[Dataset rows]
_ _ _ _ _ _ _
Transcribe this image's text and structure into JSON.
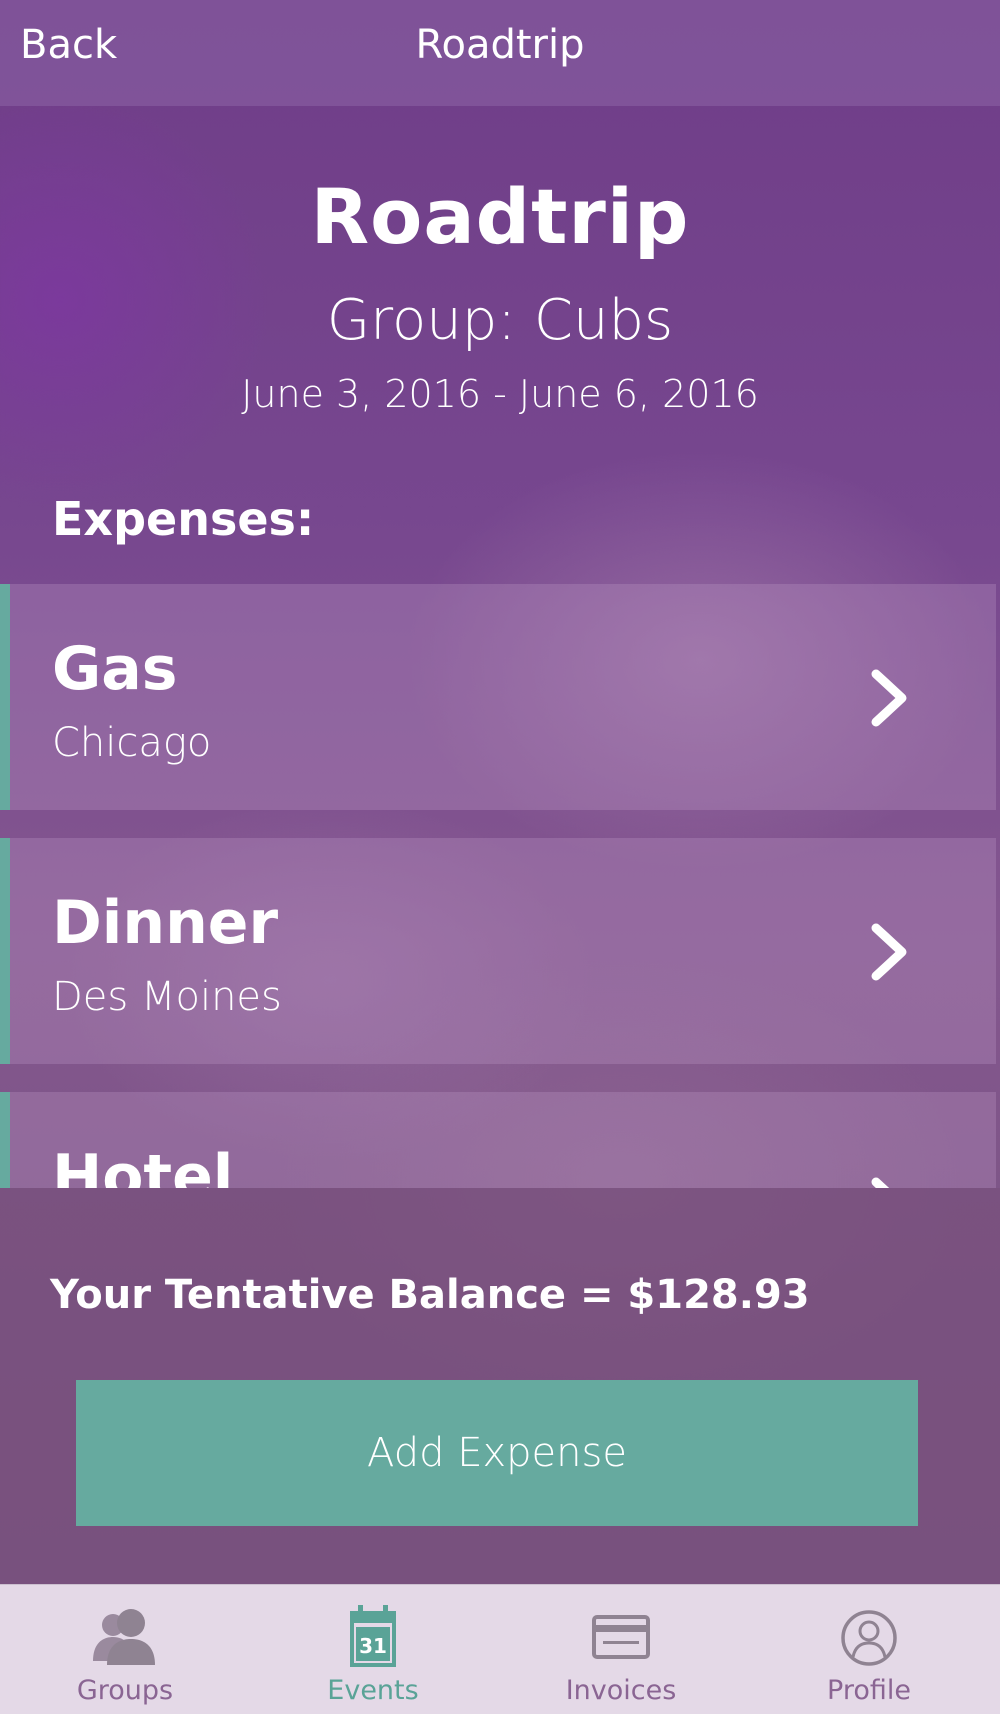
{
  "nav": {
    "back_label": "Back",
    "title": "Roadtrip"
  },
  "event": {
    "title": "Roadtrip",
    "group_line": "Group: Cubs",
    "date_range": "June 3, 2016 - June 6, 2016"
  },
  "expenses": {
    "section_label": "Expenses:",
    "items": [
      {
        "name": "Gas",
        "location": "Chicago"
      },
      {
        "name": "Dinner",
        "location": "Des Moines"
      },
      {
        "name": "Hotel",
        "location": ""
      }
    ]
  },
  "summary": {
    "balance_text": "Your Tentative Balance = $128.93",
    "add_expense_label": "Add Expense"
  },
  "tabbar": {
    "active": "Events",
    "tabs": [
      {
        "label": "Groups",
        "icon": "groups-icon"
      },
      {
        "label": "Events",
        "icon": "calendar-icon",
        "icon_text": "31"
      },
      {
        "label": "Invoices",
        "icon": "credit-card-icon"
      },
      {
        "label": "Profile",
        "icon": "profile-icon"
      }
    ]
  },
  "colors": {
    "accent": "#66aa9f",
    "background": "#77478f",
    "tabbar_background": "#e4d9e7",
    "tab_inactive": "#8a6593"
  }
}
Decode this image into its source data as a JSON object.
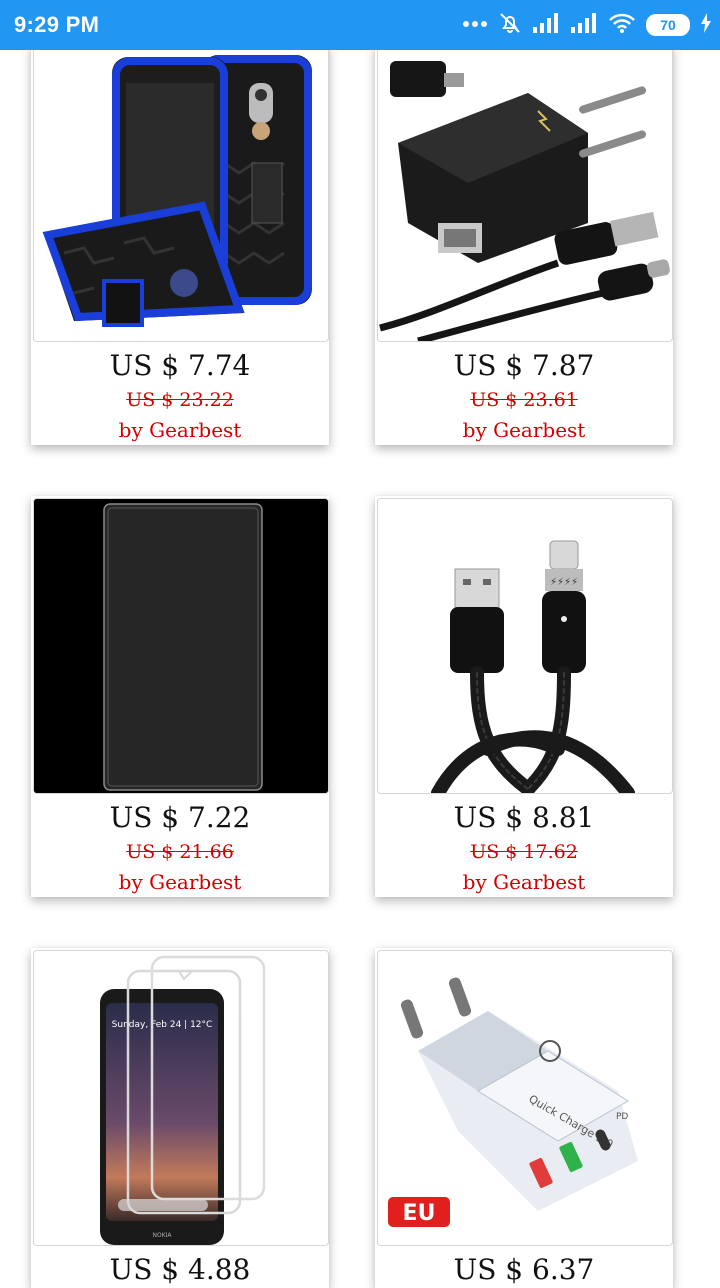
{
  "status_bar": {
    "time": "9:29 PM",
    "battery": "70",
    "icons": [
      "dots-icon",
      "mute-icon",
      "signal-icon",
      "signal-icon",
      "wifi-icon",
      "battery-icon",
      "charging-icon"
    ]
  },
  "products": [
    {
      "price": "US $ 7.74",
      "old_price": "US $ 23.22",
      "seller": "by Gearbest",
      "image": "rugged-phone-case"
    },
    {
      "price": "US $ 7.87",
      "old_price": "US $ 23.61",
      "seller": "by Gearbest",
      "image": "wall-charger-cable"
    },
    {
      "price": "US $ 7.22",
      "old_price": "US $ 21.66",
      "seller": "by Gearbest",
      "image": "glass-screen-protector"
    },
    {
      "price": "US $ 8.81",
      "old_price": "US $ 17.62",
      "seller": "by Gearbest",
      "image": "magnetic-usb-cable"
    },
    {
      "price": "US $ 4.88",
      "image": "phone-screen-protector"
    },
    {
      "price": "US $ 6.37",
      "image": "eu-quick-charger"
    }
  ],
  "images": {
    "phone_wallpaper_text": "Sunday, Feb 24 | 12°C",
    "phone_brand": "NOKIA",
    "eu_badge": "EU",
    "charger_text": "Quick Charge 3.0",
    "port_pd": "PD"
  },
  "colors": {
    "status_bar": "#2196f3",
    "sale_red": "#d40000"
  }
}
_ _ _ _ _ _ _
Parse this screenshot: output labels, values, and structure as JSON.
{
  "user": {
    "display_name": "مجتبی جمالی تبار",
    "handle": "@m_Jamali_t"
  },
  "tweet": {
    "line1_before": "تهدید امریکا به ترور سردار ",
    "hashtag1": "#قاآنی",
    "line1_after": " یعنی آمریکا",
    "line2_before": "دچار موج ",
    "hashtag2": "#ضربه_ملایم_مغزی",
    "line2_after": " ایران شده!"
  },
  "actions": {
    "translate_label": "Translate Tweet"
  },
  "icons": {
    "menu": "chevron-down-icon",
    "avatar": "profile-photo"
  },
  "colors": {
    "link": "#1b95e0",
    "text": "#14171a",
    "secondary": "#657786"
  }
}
_ _ _ _ _ _ _
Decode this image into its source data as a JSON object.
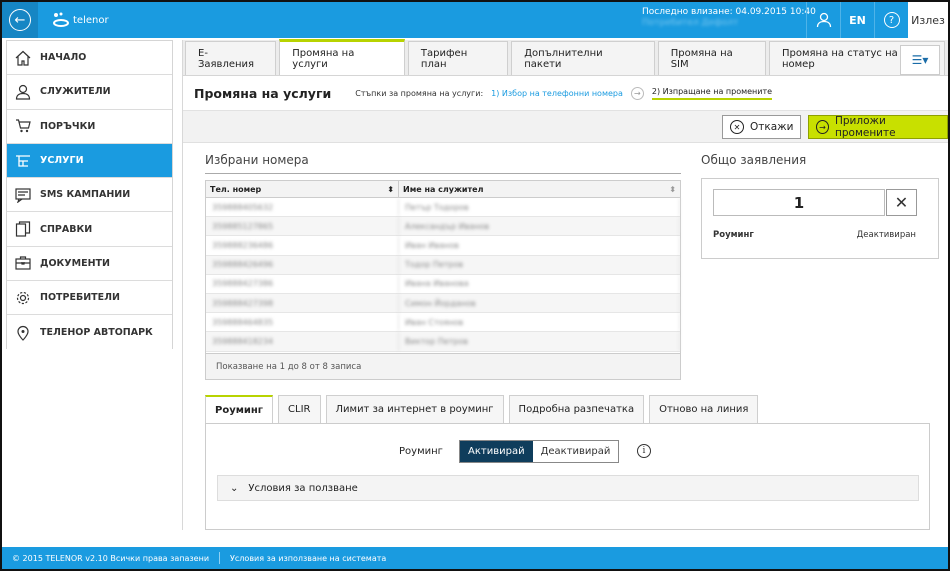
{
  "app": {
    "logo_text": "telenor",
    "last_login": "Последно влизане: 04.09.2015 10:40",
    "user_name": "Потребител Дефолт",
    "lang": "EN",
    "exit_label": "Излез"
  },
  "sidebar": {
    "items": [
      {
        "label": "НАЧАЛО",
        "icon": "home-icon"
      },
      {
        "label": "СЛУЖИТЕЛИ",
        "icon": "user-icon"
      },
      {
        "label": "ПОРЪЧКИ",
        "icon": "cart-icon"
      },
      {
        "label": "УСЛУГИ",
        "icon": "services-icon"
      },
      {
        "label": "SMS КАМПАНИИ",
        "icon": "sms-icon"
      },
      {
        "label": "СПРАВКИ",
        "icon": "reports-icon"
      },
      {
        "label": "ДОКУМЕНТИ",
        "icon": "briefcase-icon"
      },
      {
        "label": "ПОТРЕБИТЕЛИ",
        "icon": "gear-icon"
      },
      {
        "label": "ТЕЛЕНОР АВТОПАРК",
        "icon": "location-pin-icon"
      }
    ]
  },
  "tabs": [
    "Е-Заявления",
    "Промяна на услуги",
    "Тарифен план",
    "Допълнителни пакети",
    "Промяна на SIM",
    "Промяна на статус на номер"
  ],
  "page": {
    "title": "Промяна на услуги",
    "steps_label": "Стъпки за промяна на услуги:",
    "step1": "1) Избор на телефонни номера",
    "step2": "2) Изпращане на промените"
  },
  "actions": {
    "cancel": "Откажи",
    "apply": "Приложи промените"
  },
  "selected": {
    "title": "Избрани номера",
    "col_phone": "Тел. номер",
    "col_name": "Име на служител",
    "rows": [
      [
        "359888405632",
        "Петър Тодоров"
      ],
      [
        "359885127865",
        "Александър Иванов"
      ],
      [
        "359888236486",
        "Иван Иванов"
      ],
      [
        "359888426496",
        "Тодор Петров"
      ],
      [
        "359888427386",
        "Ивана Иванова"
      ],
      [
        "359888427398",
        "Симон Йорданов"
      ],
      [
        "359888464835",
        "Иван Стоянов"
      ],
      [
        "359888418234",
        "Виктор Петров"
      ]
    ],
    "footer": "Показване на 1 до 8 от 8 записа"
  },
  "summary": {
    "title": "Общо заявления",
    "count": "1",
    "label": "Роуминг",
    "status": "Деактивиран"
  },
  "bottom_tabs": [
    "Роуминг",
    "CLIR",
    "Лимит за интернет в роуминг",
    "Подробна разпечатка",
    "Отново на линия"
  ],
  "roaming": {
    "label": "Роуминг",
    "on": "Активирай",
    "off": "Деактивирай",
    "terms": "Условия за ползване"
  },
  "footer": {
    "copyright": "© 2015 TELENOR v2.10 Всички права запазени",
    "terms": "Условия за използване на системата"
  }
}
_ _ _ _ _ _ _
- _Directions_
Look for the word "промените" in every line of the listing and copy the lines that have it.

- _Task output_
    "step2": "2) Изпращане на промените"
    "apply": "Приложи промените"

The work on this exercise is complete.